BRIEF:
Below is a listing to write out in full, exactly as given, without its pictures.

Stored data
——

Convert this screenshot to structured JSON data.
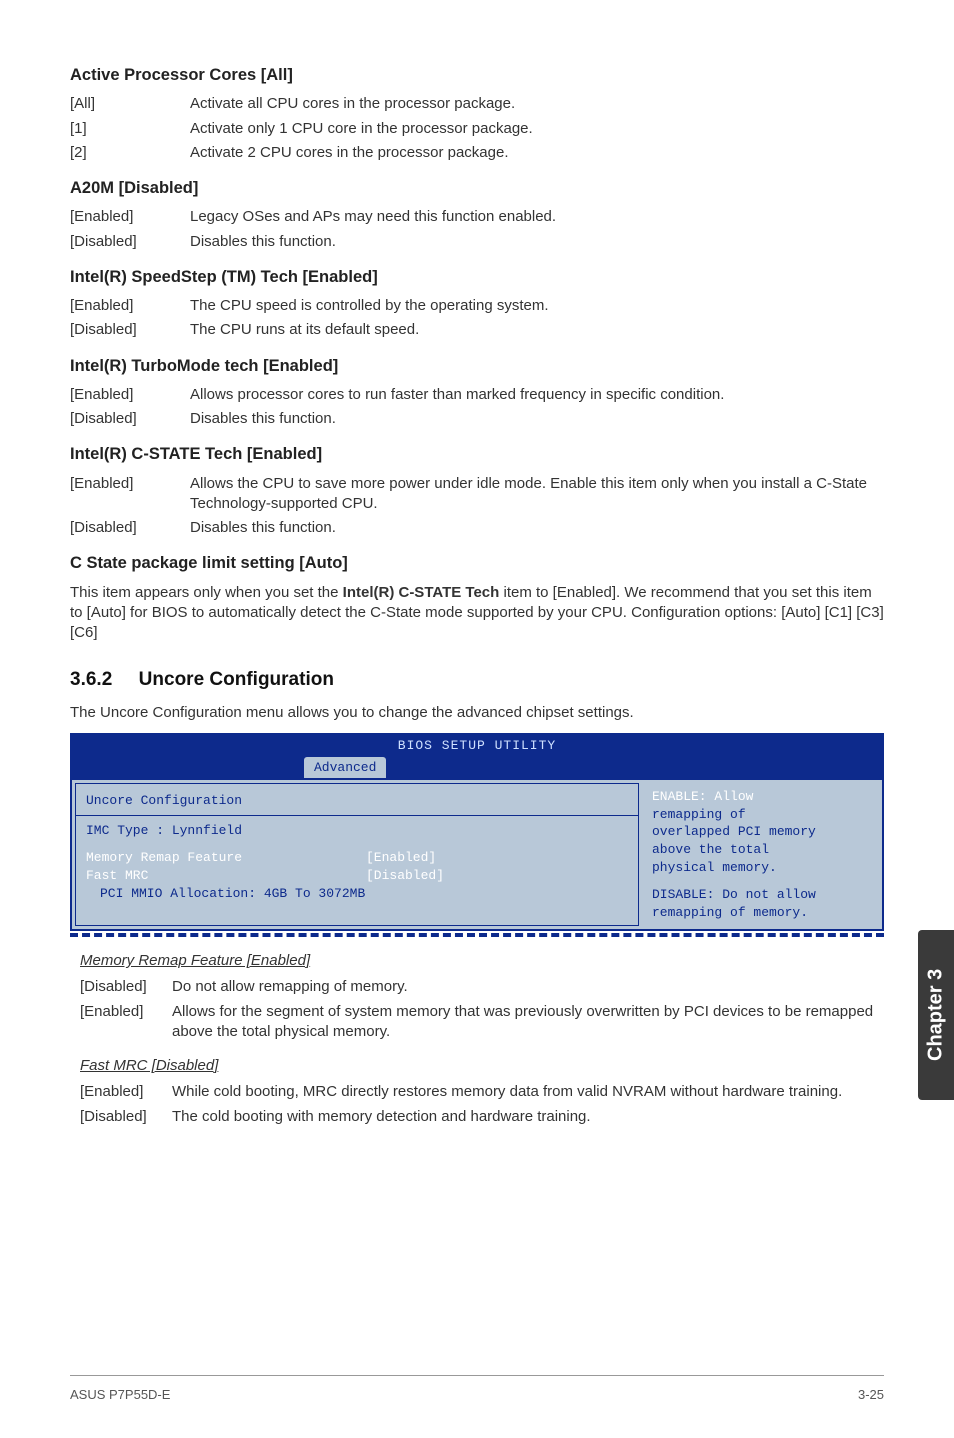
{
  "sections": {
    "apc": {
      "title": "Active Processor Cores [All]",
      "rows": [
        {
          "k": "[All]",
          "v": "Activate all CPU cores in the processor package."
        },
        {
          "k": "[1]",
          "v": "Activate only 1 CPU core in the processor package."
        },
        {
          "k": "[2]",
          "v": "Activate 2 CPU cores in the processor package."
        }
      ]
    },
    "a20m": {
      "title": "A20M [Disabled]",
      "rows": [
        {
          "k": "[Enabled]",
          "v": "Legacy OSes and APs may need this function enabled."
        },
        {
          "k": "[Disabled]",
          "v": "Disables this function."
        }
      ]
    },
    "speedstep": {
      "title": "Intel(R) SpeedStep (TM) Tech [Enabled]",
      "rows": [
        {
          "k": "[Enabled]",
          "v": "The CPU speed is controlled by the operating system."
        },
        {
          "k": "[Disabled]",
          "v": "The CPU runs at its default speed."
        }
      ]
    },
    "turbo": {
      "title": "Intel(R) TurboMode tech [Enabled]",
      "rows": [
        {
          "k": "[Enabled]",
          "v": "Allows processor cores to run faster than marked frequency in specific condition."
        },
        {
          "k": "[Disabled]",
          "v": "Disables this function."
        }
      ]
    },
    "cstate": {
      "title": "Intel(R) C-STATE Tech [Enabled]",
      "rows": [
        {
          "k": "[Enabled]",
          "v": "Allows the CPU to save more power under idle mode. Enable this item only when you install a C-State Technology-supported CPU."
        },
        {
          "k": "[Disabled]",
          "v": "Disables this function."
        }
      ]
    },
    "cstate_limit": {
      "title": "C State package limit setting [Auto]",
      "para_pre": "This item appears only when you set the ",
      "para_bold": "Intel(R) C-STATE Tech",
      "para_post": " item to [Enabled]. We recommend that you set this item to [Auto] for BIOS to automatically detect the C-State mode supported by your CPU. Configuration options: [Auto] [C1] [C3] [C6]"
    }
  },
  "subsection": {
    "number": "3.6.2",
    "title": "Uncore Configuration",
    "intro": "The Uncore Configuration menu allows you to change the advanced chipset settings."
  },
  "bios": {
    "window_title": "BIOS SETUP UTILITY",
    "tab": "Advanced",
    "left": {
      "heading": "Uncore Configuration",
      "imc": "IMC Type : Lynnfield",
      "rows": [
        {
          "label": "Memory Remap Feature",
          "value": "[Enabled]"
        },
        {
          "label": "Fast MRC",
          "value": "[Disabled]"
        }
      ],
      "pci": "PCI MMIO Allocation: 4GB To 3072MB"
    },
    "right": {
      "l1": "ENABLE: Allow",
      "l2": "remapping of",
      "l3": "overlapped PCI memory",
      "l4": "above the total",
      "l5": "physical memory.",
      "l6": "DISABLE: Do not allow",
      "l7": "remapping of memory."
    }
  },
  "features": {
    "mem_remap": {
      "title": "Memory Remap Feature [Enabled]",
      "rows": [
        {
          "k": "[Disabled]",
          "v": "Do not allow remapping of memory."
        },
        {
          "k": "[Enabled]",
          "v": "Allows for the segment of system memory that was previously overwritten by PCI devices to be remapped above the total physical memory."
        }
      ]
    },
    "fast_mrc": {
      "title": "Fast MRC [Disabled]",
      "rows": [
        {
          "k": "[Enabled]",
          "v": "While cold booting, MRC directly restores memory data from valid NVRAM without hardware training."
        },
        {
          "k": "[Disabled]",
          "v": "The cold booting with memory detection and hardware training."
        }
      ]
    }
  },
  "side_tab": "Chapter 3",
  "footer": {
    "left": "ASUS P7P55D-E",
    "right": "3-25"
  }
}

——

TASK RESULT:
Convert this screenshot to structured JSON data.
{
  "sections": {
    "apc": {
      "title": "Active Processor Cores [All]",
      "rows": [
        {
          "k": "[All]",
          "v": "Activate all CPU cores in the processor package."
        },
        {
          "k": "[1]",
          "v": "Activate only 1 CPU core in the processor package."
        },
        {
          "k": "[2]",
          "v": "Activate 2 CPU cores in the processor package."
        }
      ]
    },
    "a20m": {
      "title": "A20M [Disabled]",
      "rows": [
        {
          "k": "[Enabled]",
          "v": "Legacy OSes and APs may need this function enabled."
        },
        {
          "k": "[Disabled]",
          "v": "Disables this function."
        }
      ]
    },
    "speedstep": {
      "title": "Intel(R) SpeedStep (TM) Tech [Enabled]",
      "rows": [
        {
          "k": "[Enabled]",
          "v": "The CPU speed is controlled by the operating system."
        },
        {
          "k": "[Disabled]",
          "v": "The CPU runs at its default speed."
        }
      ]
    },
    "turbo": {
      "title": "Intel(R) TurboMode tech [Enabled]",
      "rows": [
        {
          "k": "[Enabled]",
          "v": "Allows processor cores to run faster than marked frequency in specific condition."
        },
        {
          "k": "[Disabled]",
          "v": "Disables this function."
        }
      ]
    },
    "cstate": {
      "title": "Intel(R) C-STATE Tech [Enabled]",
      "rows": [
        {
          "k": "[Enabled]",
          "v": "Allows the CPU to save more power under idle mode. Enable this item only when you install a C-State Technology-supported CPU."
        },
        {
          "k": "[Disabled]",
          "v": "Disables this function."
        }
      ]
    },
    "cstate_limit": {
      "title": "C State package limit setting [Auto]",
      "para_pre": "This item appears only when you set the ",
      "para_bold": "Intel(R) C-STATE Tech",
      "para_post": " item to [Enabled]. We recommend that you set this item to [Auto] for BIOS to automatically detect the C-State mode supported by your CPU. Configuration options: [Auto] [C1] [C3] [C6]"
    }
  },
  "subsection": {
    "number": "3.6.2",
    "title": "Uncore Configuration",
    "intro": "The Uncore Configuration menu allows you to change the advanced chipset settings."
  },
  "bios": {
    "window_title": "BIOS SETUP UTILITY",
    "tab": "Advanced",
    "left": {
      "heading": "Uncore Configuration",
      "imc": "IMC Type : Lynnfield",
      "rows": [
        {
          "label": "Memory Remap Feature",
          "value": "[Enabled]"
        },
        {
          "label": "Fast MRC",
          "value": "[Disabled]"
        }
      ],
      "pci": "PCI MMIO Allocation: 4GB To 3072MB"
    },
    "right": {
      "l1": "ENABLE: Allow",
      "l2": "remapping of",
      "l3": "overlapped PCI memory",
      "l4": "above the total",
      "l5": "physical memory.",
      "l6": "DISABLE: Do not allow",
      "l7": "remapping of memory."
    }
  },
  "features": {
    "mem_remap": {
      "title": "Memory Remap Feature [Enabled]",
      "rows": [
        {
          "k": "[Disabled]",
          "v": "Do not allow remapping of memory."
        },
        {
          "k": "[Enabled]",
          "v": "Allows for the segment of system memory that was previously overwritten by PCI devices to be remapped above the total physical memory."
        }
      ]
    },
    "fast_mrc": {
      "title": "Fast MRC [Disabled]",
      "rows": [
        {
          "k": "[Enabled]",
          "v": "While cold booting, MRC directly restores memory data from valid NVRAM without hardware training."
        },
        {
          "k": "[Disabled]",
          "v": "The cold booting with memory detection and hardware training."
        }
      ]
    }
  },
  "side_tab": "Chapter 3",
  "footer": {
    "left": "ASUS P7P55D-E",
    "right": "3-25"
  }
}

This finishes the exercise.